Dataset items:

=-=-=

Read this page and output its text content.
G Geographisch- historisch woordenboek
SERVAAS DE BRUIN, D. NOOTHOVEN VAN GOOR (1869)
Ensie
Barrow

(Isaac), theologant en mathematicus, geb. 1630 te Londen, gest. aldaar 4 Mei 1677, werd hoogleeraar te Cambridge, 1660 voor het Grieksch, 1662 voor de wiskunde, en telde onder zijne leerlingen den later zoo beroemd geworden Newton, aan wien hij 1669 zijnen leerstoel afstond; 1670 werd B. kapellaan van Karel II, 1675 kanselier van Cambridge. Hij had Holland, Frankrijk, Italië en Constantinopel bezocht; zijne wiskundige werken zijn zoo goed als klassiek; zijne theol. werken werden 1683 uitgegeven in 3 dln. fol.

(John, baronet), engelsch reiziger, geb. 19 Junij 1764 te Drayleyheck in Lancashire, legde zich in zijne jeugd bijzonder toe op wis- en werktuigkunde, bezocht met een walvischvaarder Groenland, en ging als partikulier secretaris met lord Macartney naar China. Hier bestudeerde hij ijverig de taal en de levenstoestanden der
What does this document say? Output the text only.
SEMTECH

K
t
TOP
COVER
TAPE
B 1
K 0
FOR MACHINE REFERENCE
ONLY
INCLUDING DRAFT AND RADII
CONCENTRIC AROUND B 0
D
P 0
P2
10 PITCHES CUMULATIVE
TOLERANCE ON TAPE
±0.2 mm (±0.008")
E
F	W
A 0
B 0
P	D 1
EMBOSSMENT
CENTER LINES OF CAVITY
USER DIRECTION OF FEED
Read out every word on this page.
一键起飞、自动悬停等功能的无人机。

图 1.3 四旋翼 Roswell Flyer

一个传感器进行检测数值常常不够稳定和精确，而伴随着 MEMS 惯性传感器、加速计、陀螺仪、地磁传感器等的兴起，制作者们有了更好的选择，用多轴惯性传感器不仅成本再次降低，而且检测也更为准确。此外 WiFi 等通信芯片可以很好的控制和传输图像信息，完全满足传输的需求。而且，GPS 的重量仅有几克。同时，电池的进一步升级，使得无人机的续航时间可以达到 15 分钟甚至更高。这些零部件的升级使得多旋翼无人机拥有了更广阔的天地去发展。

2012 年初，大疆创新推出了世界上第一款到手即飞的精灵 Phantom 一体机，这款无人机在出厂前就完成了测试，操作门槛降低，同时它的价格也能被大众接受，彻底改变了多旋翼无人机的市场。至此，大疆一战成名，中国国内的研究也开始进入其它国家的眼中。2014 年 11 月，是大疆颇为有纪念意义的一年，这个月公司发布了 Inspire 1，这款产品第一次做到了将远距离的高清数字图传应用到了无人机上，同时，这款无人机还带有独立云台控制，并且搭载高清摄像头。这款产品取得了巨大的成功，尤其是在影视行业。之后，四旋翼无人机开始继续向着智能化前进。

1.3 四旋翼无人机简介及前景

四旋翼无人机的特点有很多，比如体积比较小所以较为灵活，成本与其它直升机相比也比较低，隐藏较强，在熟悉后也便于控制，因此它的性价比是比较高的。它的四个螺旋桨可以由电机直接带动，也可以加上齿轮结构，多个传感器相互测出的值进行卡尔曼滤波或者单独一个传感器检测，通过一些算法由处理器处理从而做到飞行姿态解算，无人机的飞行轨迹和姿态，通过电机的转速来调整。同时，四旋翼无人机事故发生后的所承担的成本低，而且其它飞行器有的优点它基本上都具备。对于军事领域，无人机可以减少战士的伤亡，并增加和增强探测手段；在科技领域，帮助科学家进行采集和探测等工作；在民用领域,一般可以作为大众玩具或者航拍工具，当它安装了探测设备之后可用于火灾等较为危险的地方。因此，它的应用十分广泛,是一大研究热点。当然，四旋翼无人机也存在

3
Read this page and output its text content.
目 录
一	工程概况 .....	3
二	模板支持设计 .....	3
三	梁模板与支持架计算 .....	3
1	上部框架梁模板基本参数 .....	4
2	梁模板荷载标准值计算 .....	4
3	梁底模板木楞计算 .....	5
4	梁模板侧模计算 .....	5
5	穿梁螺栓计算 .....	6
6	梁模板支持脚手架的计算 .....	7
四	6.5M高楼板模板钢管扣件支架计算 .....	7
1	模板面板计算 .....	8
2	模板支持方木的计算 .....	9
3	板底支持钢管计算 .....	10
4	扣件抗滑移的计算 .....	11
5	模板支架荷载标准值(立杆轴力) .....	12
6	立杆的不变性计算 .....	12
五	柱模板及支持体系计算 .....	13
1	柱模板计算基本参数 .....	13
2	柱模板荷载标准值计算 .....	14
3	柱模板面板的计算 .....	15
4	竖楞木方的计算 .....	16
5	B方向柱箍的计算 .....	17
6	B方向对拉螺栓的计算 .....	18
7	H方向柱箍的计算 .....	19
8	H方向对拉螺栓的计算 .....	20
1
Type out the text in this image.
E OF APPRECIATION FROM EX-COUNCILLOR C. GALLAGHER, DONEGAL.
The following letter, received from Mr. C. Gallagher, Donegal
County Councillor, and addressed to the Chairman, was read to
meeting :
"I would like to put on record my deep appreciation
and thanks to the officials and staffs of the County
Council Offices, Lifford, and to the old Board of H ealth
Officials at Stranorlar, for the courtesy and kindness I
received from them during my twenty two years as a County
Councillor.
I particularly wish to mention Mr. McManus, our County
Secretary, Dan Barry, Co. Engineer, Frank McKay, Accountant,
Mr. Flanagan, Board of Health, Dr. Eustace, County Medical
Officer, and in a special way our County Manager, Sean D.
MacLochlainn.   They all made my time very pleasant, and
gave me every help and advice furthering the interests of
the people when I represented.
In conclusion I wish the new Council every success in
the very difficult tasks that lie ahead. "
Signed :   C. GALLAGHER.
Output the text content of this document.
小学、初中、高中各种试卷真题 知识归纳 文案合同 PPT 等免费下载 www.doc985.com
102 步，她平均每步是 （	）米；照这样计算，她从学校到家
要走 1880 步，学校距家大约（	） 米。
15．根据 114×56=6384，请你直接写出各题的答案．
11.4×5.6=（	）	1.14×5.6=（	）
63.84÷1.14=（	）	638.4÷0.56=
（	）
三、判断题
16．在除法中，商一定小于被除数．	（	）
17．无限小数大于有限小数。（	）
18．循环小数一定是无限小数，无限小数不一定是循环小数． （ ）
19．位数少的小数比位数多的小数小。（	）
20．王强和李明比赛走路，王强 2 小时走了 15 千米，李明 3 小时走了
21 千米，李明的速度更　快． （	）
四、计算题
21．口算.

=-=-=

- GIVEN EXERCISE -
For the string "every", count the lines of the entries above that include it; answer with the number only.

- WRITTEN ANSWER -
3